DIRECTION ▸
Locate every line in the records below that contains the word "DENİZ", and copy each one.

GIVEN DATA ▸

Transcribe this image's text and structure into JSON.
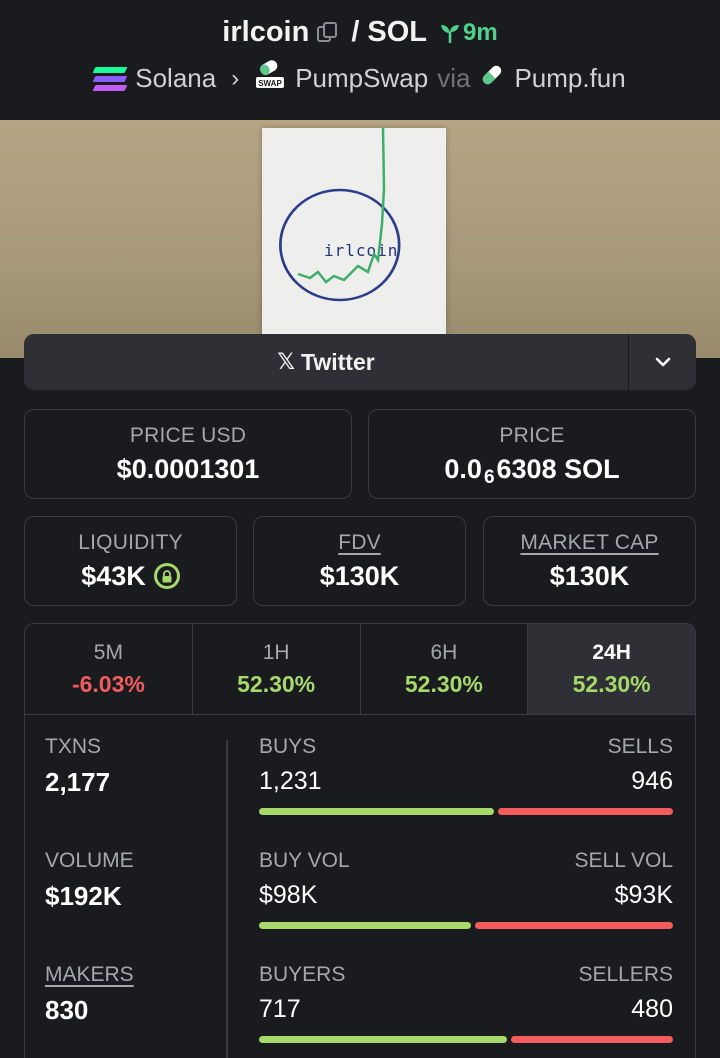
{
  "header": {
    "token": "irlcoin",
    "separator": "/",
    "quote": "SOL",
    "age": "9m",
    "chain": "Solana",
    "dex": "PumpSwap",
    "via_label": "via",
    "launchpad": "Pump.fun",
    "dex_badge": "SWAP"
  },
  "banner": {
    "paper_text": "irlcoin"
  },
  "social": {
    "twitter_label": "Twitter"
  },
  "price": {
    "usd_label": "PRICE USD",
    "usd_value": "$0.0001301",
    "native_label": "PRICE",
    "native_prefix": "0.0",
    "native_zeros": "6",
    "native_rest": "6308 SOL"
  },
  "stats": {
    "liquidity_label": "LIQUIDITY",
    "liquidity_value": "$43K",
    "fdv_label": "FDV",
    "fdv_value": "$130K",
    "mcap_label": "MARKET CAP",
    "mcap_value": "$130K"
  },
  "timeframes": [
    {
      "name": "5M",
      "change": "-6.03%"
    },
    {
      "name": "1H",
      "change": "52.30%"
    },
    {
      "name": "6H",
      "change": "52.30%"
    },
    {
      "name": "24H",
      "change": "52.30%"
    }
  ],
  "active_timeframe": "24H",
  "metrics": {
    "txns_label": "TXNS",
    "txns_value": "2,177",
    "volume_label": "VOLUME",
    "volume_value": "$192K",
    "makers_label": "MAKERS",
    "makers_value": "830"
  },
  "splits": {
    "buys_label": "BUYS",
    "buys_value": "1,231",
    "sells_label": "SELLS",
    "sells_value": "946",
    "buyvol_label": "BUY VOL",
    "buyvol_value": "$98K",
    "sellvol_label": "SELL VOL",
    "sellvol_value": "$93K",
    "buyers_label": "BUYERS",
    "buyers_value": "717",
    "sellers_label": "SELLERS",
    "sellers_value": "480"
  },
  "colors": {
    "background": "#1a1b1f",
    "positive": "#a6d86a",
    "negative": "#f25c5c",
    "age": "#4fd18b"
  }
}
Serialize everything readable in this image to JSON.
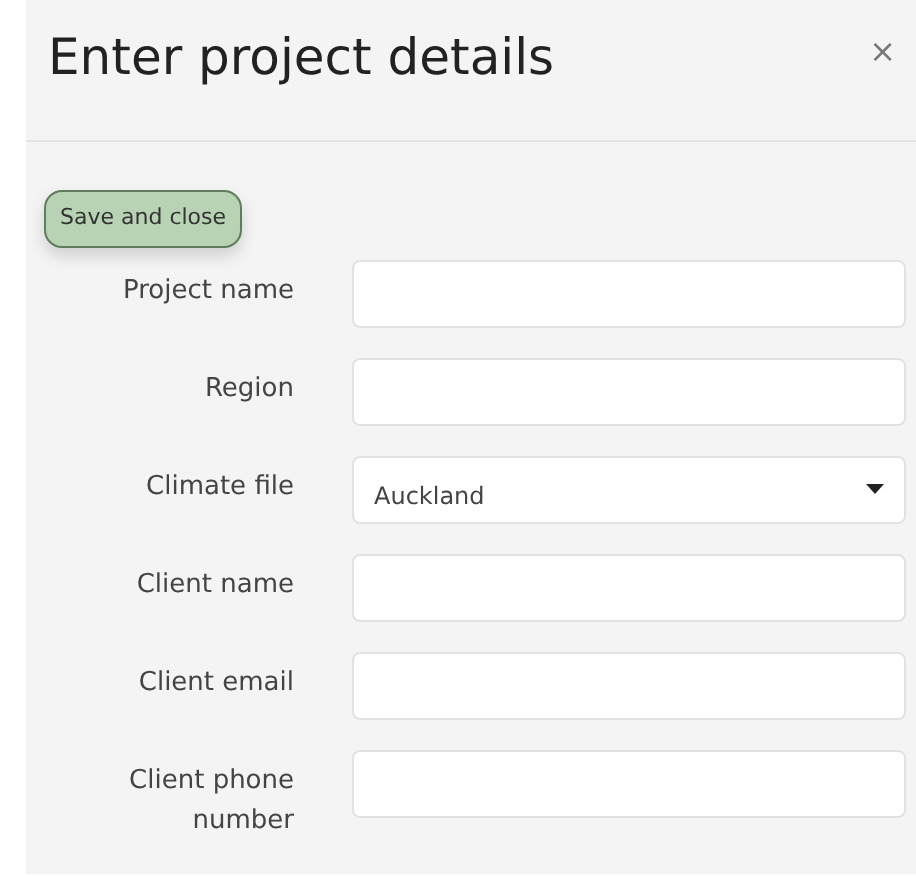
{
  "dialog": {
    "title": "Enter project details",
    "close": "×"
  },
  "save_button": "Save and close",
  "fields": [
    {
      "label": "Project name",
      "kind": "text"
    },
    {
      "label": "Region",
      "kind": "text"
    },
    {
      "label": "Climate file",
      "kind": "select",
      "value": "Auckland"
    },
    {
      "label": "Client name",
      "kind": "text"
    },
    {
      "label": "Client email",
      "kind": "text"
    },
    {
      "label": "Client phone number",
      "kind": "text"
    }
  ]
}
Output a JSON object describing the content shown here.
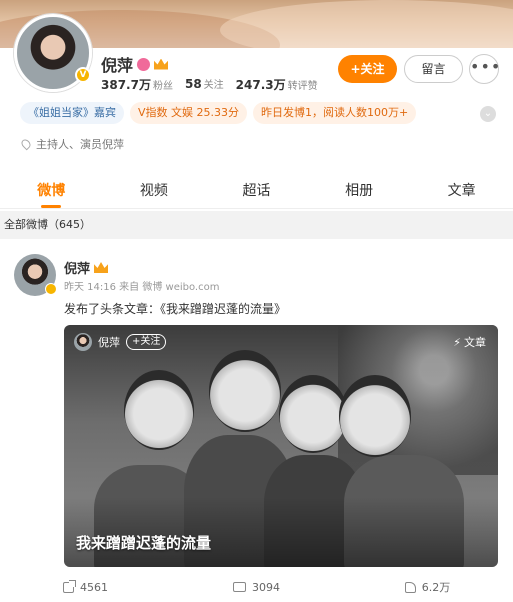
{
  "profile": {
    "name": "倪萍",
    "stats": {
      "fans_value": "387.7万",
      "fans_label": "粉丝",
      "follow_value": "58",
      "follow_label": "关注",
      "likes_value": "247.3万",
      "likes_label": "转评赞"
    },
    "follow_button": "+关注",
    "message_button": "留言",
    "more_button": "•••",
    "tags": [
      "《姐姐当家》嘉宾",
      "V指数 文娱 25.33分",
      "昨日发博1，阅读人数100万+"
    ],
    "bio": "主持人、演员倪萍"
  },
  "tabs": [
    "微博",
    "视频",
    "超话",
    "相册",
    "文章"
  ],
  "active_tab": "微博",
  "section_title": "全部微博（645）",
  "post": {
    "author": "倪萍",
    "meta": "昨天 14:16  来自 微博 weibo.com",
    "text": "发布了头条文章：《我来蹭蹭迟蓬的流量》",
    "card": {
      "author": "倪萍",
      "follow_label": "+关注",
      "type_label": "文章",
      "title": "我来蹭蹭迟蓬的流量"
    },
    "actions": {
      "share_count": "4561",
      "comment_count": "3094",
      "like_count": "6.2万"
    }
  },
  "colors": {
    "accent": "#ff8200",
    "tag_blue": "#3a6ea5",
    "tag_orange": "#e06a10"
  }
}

* * *

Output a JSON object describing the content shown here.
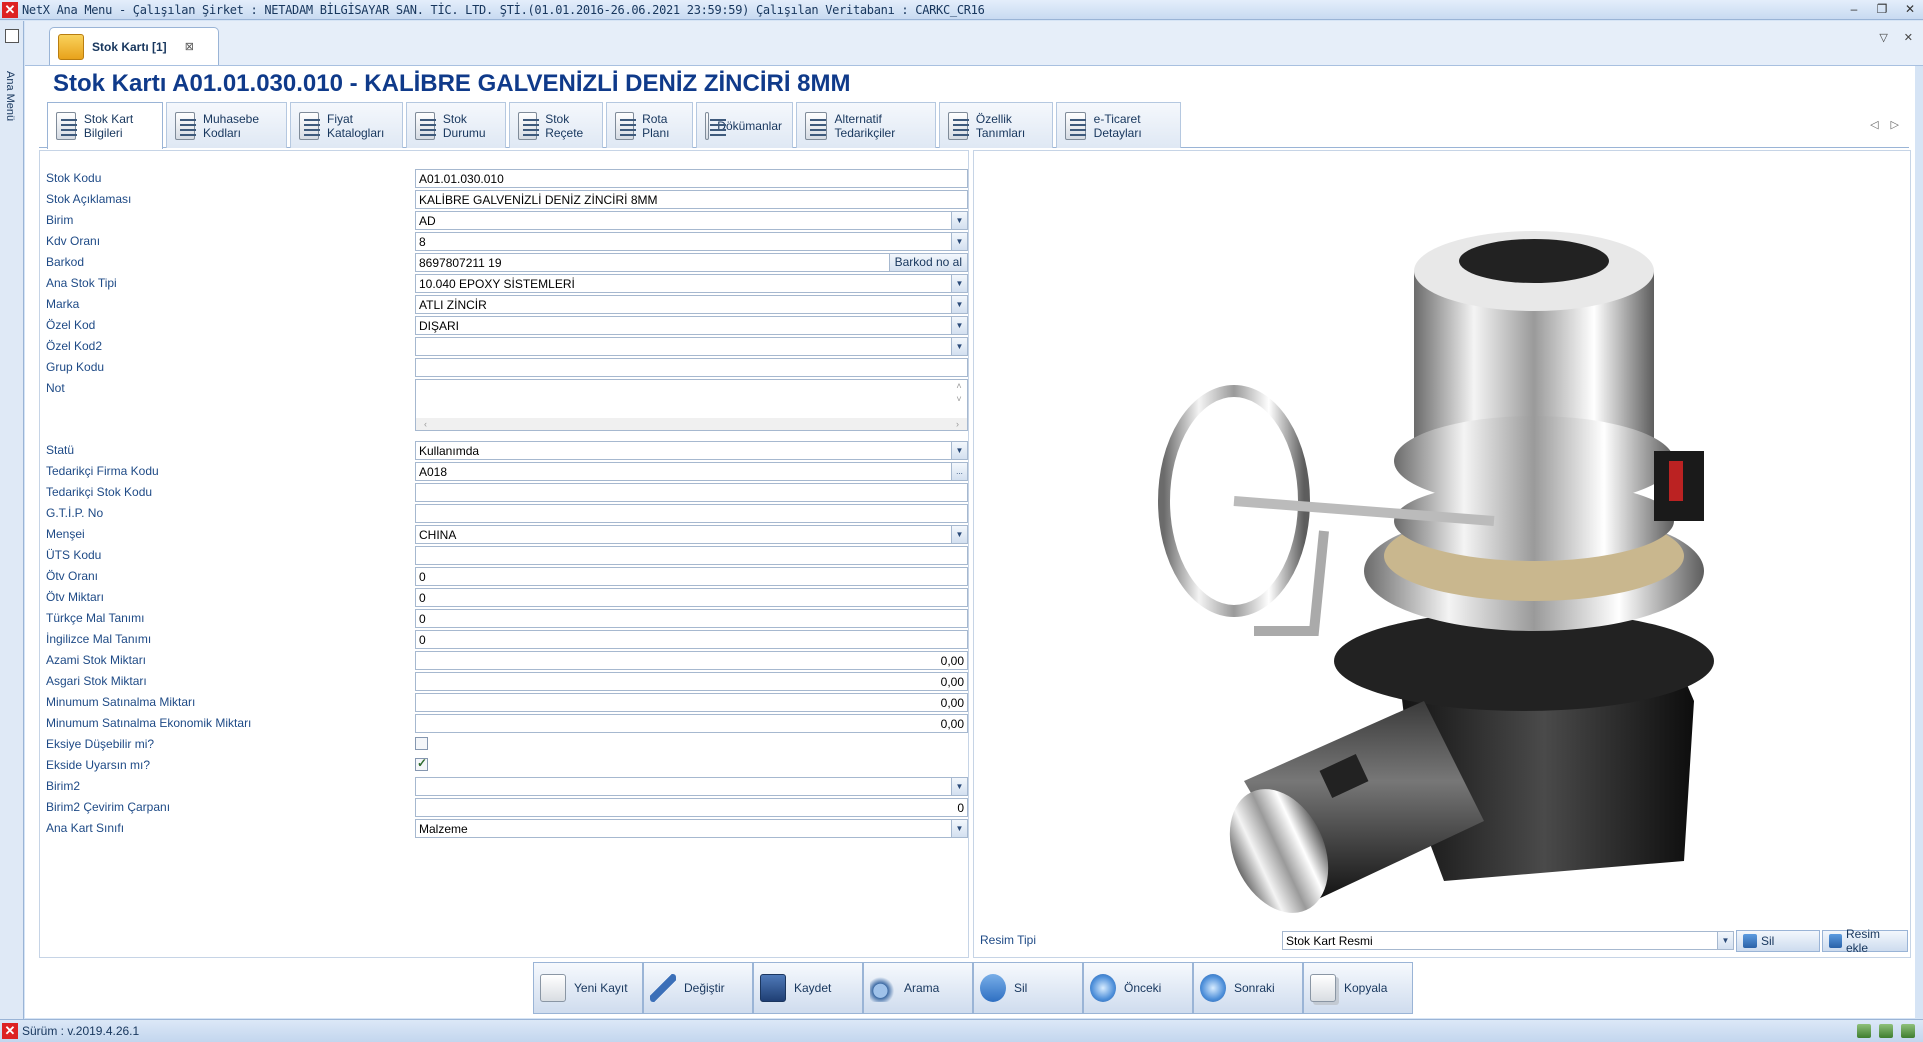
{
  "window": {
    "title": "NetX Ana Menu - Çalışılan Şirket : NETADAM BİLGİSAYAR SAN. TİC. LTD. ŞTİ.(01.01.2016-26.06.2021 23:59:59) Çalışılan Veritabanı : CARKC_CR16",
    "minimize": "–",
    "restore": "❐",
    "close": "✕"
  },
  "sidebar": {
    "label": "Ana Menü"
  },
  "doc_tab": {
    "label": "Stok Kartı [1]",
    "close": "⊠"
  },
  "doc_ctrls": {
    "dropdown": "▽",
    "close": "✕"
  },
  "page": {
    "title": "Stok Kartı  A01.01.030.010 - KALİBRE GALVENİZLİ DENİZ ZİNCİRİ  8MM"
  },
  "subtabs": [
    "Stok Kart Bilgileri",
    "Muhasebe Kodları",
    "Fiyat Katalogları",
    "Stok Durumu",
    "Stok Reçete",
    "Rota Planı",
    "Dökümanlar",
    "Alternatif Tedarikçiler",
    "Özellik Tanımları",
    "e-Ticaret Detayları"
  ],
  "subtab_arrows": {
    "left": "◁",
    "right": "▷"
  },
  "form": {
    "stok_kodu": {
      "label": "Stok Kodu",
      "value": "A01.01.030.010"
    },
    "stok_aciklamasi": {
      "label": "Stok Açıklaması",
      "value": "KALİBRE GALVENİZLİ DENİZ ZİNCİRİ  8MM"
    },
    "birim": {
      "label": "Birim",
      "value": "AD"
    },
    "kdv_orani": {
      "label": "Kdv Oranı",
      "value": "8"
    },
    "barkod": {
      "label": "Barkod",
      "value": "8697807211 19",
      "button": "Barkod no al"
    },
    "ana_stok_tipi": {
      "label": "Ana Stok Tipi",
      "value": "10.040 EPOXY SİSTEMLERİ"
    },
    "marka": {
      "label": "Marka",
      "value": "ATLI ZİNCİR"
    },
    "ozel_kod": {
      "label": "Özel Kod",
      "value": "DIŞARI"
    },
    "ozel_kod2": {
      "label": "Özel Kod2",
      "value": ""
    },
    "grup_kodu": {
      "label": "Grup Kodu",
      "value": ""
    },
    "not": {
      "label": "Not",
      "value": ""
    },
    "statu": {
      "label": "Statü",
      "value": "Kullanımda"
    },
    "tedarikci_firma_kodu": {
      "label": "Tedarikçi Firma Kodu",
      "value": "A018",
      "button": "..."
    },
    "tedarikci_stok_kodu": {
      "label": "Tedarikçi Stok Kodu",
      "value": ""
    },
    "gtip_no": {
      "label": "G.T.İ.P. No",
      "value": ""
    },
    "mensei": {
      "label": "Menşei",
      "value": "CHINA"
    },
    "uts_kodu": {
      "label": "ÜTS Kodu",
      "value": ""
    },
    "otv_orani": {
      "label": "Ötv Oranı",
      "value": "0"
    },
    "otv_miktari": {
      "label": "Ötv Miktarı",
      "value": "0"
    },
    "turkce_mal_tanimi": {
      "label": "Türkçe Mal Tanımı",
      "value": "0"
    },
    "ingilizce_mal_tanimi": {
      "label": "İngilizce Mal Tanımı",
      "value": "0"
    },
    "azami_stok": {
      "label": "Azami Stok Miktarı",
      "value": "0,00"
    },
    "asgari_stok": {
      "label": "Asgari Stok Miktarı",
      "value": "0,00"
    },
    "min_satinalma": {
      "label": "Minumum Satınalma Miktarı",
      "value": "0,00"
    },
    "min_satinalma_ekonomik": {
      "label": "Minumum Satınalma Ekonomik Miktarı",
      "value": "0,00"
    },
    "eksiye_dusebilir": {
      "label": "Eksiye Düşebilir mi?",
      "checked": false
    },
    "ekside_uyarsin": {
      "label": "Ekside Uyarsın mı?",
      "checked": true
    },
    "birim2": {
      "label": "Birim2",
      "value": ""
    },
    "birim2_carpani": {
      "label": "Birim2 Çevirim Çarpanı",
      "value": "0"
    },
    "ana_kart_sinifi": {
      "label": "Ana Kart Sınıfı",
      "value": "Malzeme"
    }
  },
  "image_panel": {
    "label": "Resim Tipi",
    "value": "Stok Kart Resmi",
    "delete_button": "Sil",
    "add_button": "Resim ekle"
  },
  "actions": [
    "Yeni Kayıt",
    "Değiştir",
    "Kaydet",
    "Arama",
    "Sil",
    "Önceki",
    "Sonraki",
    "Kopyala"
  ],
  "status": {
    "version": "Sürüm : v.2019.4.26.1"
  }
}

RESPONSE TO THIS TASK ▸
    "title": "Stok Kartı  A01.01.030.010 - KALİBRE GALVENİZLİ DENİZ ZİNCİRİ  8MM"
      "value": "KALİBRE GALVENİZLİ DENİZ ZİNCİRİ  8MM"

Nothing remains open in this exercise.